■ **Recorded data**:
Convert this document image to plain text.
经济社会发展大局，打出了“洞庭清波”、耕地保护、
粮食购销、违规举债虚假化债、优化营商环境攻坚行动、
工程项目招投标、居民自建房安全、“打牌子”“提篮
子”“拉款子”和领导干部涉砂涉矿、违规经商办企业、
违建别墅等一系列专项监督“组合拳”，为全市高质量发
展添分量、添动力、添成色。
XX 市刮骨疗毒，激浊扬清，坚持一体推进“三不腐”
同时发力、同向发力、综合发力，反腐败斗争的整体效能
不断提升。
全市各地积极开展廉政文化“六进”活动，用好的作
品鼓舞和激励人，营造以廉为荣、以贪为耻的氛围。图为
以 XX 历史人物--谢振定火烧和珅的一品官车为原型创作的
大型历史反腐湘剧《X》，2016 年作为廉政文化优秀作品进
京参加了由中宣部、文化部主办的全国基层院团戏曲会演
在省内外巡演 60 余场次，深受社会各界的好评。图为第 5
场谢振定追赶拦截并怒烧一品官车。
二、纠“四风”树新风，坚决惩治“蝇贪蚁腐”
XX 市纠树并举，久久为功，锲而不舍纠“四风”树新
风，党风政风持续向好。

■ **Exercise aim**:
Every entry above needs to be quoted exactly.

■ **Answer for this exercise**:
Convert this document image to plain text.
经济社会发展大局，打出了“洞庭清波”、耕地保护、
粮食购销、违规举债虚假化债、优化营商环境攻坚行动、
工程项目招投标、居民自建房安全、“打牌子”“提篮
子”“拉款子”和领导干部涉砂涉矿、违规经商办企业、
违建别墅等一系列专项监督“组合拳”，为全市高质量发
展添分量、添动力、添成色。
XX 市刮骨疗毒，激浊扬清，坚持一体推进“三不腐”
同时发力、同向发力、综合发力，反腐败斗争的整体效能
不断提升。
全市各地积极开展廉政文化“六进”活动，用好的作
品鼓舞和激励人，营造以廉为荣、以贪为耻的氛围。图为
以 XX 历史人物--谢振定火烧和珅的一品官车为原型创作的
大型历史反腐湘剧《X》，2016 年作为廉政文化优秀作品进
京参加了由中宣部、文化部主办的全国基层院团戏曲会演
在省内外巡演 60 余场次，深受社会各界的好评。图为第 5
场谢振定追赶拦截并怒烧一品官车。
二、纠“四风”树新风，坚决惩治“蝇贪蚁腐”
XX 市纠树并举，久久为功，锲而不舍纠“四风”树新
风，党风政风持续向好。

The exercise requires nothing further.